DATA FOR THIS TASK
:::::

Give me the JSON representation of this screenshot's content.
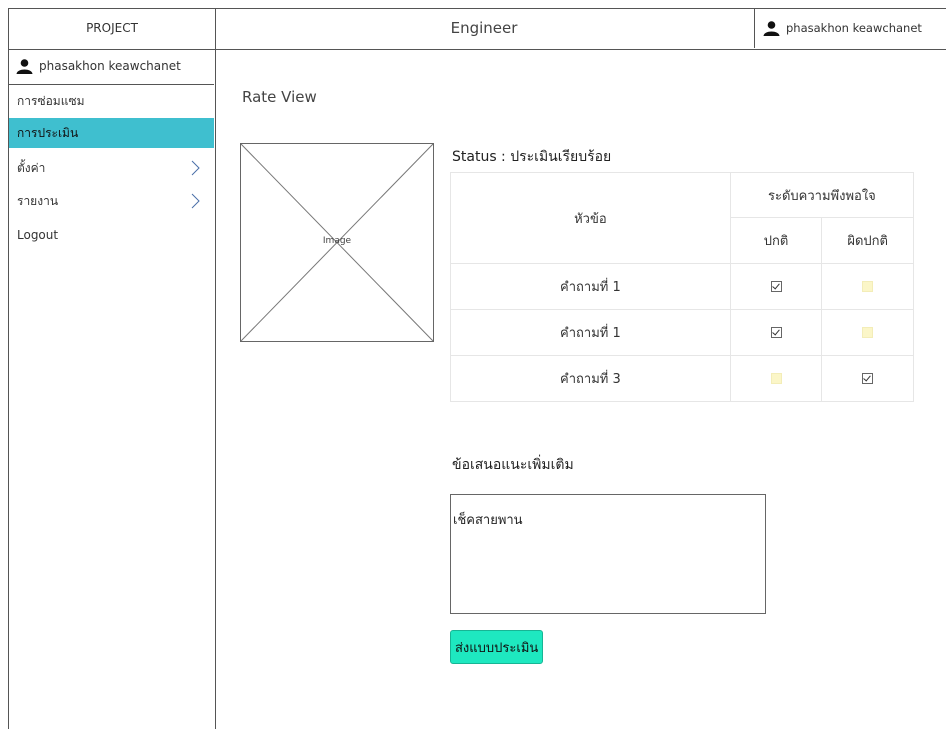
{
  "header": {
    "brand": "PROJECT",
    "page_title": "Engineer",
    "user_name": "phasakhon keawchanet"
  },
  "sidebar": {
    "user_name": "phasakhon keawchanet",
    "items": [
      {
        "label": "การซ่อมแซม",
        "active": false,
        "has_arrow": false
      },
      {
        "label": "การประเมิน",
        "active": true,
        "has_arrow": false
      },
      {
        "label": "ตั้งค่า",
        "active": false,
        "has_arrow": true
      },
      {
        "label": "รายงาน",
        "active": false,
        "has_arrow": true
      },
      {
        "label": "Logout",
        "active": false,
        "has_arrow": false
      }
    ]
  },
  "main": {
    "title": "Rate View",
    "image_label": "Image",
    "status": "Status : ประเมินเรียบร้อย",
    "table": {
      "topic_header": "หัวข้อ",
      "level_header": "ระดับความพึงพอใจ",
      "normal_header": "ปกติ",
      "abnormal_header": "ผิดปกติ",
      "rows": [
        {
          "question": "คำถามที่ 1",
          "normal": true,
          "abnormal": false
        },
        {
          "question": "คำถามที่ 1",
          "normal": true,
          "abnormal": false
        },
        {
          "question": "คำถามที่ 3",
          "normal": false,
          "abnormal": true
        }
      ]
    },
    "suggestion_title": "ข้อเสนอแนะเพิ่มเติม",
    "suggestion_value": "เช็คสายพาน",
    "submit_label": "ส่งแบบประเมิน"
  },
  "colors": {
    "active_menu": "#3fbfcf",
    "submit_button": "#1ee8c0",
    "unchecked_box": "#fbf6c8"
  }
}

:::::

Repeat the records above exactly, leaving out any pictures they contain.

Give me the JSON representation of this screenshot's content.
{
  "header": {
    "brand": "PROJECT",
    "page_title": "Engineer",
    "user_name": "phasakhon keawchanet"
  },
  "sidebar": {
    "user_name": "phasakhon keawchanet",
    "items": [
      {
        "label": "การซ่อมแซม",
        "active": false,
        "has_arrow": false
      },
      {
        "label": "การประเมิน",
        "active": true,
        "has_arrow": false
      },
      {
        "label": "ตั้งค่า",
        "active": false,
        "has_arrow": true
      },
      {
        "label": "รายงาน",
        "active": false,
        "has_arrow": true
      },
      {
        "label": "Logout",
        "active": false,
        "has_arrow": false
      }
    ]
  },
  "main": {
    "title": "Rate View",
    "image_label": "Image",
    "status": "Status : ประเมินเรียบร้อย",
    "table": {
      "topic_header": "หัวข้อ",
      "level_header": "ระดับความพึงพอใจ",
      "normal_header": "ปกติ",
      "abnormal_header": "ผิดปกติ",
      "rows": [
        {
          "question": "คำถามที่ 1",
          "normal": true,
          "abnormal": false
        },
        {
          "question": "คำถามที่ 1",
          "normal": true,
          "abnormal": false
        },
        {
          "question": "คำถามที่ 3",
          "normal": false,
          "abnormal": true
        }
      ]
    },
    "suggestion_title": "ข้อเสนอแนะเพิ่มเติม",
    "suggestion_value": "เช็คสายพาน",
    "submit_label": "ส่งแบบประเมิน"
  },
  "colors": {
    "active_menu": "#3fbfcf",
    "submit_button": "#1ee8c0",
    "unchecked_box": "#fbf6c8"
  }
}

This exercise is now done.